Collection entries:
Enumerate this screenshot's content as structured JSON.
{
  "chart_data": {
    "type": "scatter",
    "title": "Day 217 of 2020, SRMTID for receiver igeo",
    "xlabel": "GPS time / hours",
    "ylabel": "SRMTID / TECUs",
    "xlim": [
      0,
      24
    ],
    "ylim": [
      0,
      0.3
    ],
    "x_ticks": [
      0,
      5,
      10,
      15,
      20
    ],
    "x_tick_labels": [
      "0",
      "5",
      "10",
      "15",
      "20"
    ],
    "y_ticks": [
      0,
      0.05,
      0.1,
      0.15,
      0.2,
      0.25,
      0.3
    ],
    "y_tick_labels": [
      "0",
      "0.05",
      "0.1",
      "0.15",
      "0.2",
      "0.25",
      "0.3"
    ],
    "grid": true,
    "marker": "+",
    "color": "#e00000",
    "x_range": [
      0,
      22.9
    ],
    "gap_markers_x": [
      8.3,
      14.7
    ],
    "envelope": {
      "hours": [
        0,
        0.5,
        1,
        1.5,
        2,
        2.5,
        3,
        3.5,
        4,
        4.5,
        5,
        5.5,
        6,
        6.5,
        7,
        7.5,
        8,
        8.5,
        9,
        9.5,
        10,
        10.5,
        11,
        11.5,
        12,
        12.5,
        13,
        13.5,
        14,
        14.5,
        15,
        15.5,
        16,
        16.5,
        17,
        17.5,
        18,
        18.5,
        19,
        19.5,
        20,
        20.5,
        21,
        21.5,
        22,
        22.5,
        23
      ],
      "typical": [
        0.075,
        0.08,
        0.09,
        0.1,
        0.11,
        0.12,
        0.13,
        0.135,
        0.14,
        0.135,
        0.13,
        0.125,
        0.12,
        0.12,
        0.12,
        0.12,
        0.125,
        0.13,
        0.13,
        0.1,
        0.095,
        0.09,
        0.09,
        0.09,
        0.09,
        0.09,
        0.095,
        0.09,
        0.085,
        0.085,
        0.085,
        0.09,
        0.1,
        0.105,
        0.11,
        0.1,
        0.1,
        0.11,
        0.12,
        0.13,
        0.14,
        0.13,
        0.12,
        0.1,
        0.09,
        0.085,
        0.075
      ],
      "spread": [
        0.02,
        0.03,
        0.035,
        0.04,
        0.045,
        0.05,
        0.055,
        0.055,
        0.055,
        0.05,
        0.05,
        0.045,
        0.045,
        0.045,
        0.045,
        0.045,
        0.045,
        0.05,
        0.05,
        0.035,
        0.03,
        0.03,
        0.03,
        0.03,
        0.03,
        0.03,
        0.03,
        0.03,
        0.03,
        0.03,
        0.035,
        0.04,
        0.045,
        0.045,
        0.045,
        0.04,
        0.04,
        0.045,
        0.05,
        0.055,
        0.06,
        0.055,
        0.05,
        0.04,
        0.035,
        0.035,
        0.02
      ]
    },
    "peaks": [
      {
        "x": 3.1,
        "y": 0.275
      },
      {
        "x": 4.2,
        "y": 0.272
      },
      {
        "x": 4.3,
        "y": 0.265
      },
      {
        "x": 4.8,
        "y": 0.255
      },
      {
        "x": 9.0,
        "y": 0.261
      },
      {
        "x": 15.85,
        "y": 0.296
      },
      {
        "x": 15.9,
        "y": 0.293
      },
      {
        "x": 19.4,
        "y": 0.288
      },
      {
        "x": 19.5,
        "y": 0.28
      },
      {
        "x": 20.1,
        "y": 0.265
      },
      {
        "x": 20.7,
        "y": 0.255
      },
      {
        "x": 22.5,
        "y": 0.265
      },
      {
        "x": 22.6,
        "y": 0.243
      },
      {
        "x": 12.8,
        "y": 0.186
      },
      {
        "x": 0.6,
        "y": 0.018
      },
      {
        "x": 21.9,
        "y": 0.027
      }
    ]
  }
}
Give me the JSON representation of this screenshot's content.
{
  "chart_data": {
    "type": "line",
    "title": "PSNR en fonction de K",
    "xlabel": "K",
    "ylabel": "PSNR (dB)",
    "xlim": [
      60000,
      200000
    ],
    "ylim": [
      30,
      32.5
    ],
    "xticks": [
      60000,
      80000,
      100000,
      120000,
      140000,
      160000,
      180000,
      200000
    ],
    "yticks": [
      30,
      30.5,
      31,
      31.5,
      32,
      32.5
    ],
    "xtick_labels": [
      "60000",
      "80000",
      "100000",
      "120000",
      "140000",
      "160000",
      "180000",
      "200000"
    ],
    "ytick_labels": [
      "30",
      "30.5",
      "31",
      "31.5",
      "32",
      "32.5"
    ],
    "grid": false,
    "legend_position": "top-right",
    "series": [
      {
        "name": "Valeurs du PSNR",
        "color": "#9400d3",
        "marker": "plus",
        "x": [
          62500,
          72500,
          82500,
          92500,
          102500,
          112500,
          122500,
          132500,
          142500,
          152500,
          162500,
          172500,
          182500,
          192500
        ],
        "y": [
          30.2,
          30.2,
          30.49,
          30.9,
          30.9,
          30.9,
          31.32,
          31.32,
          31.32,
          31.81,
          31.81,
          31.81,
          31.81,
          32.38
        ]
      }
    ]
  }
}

*Written task*: Give the listing above again, word for word.

*Final result*:
Enumerate this screenshot's content as structured JSON.
{
  "chart_data": {
    "type": "scatter",
    "title": "Day 217 of 2020, SRMTID for receiver igeo",
    "xlabel": "GPS time / hours",
    "ylabel": "SRMTID / TECUs",
    "xlim": [
      0,
      24
    ],
    "ylim": [
      0,
      0.3
    ],
    "x_ticks": [
      0,
      5,
      10,
      15,
      20
    ],
    "x_tick_labels": [
      "0",
      "5",
      "10",
      "15",
      "20"
    ],
    "y_ticks": [
      0,
      0.05,
      0.1,
      0.15,
      0.2,
      0.25,
      0.3
    ],
    "y_tick_labels": [
      "0",
      "0.05",
      "0.1",
      "0.15",
      "0.2",
      "0.25",
      "0.3"
    ],
    "grid": true,
    "marker": "+",
    "color": "#e00000",
    "x_range": [
      0,
      22.9
    ],
    "gap_markers_x": [
      8.3,
      14.7
    ],
    "envelope": {
      "hours": [
        0,
        0.5,
        1,
        1.5,
        2,
        2.5,
        3,
        3.5,
        4,
        4.5,
        5,
        5.5,
        6,
        6.5,
        7,
        7.5,
        8,
        8.5,
        9,
        9.5,
        10,
        10.5,
        11,
        11.5,
        12,
        12.5,
        13,
        13.5,
        14,
        14.5,
        15,
        15.5,
        16,
        16.5,
        17,
        17.5,
        18,
        18.5,
        19,
        19.5,
        20,
        20.5,
        21,
        21.5,
        22,
        22.5,
        23
      ],
      "typical": [
        0.075,
        0.08,
        0.09,
        0.1,
        0.11,
        0.12,
        0.13,
        0.135,
        0.14,
        0.135,
        0.13,
        0.125,
        0.12,
        0.12,
        0.12,
        0.12,
        0.125,
        0.13,
        0.13,
        0.1,
        0.095,
        0.09,
        0.09,
        0.09,
        0.09,
        0.09,
        0.095,
        0.09,
        0.085,
        0.085,
        0.085,
        0.09,
        0.1,
        0.105,
        0.11,
        0.1,
        0.1,
        0.11,
        0.12,
        0.13,
        0.14,
        0.13,
        0.12,
        0.1,
        0.09,
        0.085,
        0.075
      ],
      "spread": [
        0.02,
        0.03,
        0.035,
        0.04,
        0.045,
        0.05,
        0.055,
        0.055,
        0.055,
        0.05,
        0.05,
        0.045,
        0.045,
        0.045,
        0.045,
        0.045,
        0.045,
        0.05,
        0.05,
        0.035,
        0.03,
        0.03,
        0.03,
        0.03,
        0.03,
        0.03,
        0.03,
        0.03,
        0.03,
        0.03,
        0.035,
        0.04,
        0.045,
        0.045,
        0.045,
        0.04,
        0.04,
        0.045,
        0.05,
        0.055,
        0.06,
        0.055,
        0.05,
        0.04,
        0.035,
        0.035,
        0.02
      ]
    },
    "peaks": [
      {
        "x": 3.1,
        "y": 0.275
      },
      {
        "x": 4.2,
        "y": 0.272
      },
      {
        "x": 4.3,
        "y": 0.265
      },
      {
        "x": 4.8,
        "y": 0.255
      },
      {
        "x": 9.0,
        "y": 0.261
      },
      {
        "x": 15.85,
        "y": 0.296
      },
      {
        "x": 15.9,
        "y": 0.293
      },
      {
        "x": 19.4,
        "y": 0.288
      },
      {
        "x": 19.5,
        "y": 0.28
      },
      {
        "x": 20.1,
        "y": 0.265
      },
      {
        "x": 20.7,
        "y": 0.255
      },
      {
        "x": 22.5,
        "y": 0.265
      },
      {
        "x": 22.6,
        "y": 0.243
      },
      {
        "x": 12.8,
        "y": 0.186
      },
      {
        "x": 0.6,
        "y": 0.018
      },
      {
        "x": 21.9,
        "y": 0.027
      }
    ]
  }
}
Give me the JSON representation of this screenshot's content.
{
  "chart_data": {
    "type": "line",
    "title": "PSNR en fonction de K",
    "xlabel": "K",
    "ylabel": "PSNR (dB)",
    "xlim": [
      60000,
      200000
    ],
    "ylim": [
      30,
      32.5
    ],
    "xticks": [
      60000,
      80000,
      100000,
      120000,
      140000,
      160000,
      180000,
      200000
    ],
    "yticks": [
      30,
      30.5,
      31,
      31.5,
      32,
      32.5
    ],
    "xtick_labels": [
      "60000",
      "80000",
      "100000",
      "120000",
      "140000",
      "160000",
      "180000",
      "200000"
    ],
    "ytick_labels": [
      "30",
      "30.5",
      "31",
      "31.5",
      "32",
      "32.5"
    ],
    "grid": false,
    "legend_position": "top-right",
    "series": [
      {
        "name": "Valeurs du PSNR",
        "color": "#9400d3",
        "marker": "plus",
        "x": [
          62500,
          72500,
          82500,
          92500,
          102500,
          112500,
          122500,
          132500,
          142500,
          152500,
          162500,
          172500,
          182500,
          192500
        ],
        "y": [
          30.2,
          30.2,
          30.49,
          30.9,
          30.9,
          30.9,
          31.32,
          31.32,
          31.32,
          31.81,
          31.81,
          31.81,
          31.81,
          32.38
        ]
      }
    ]
  }
}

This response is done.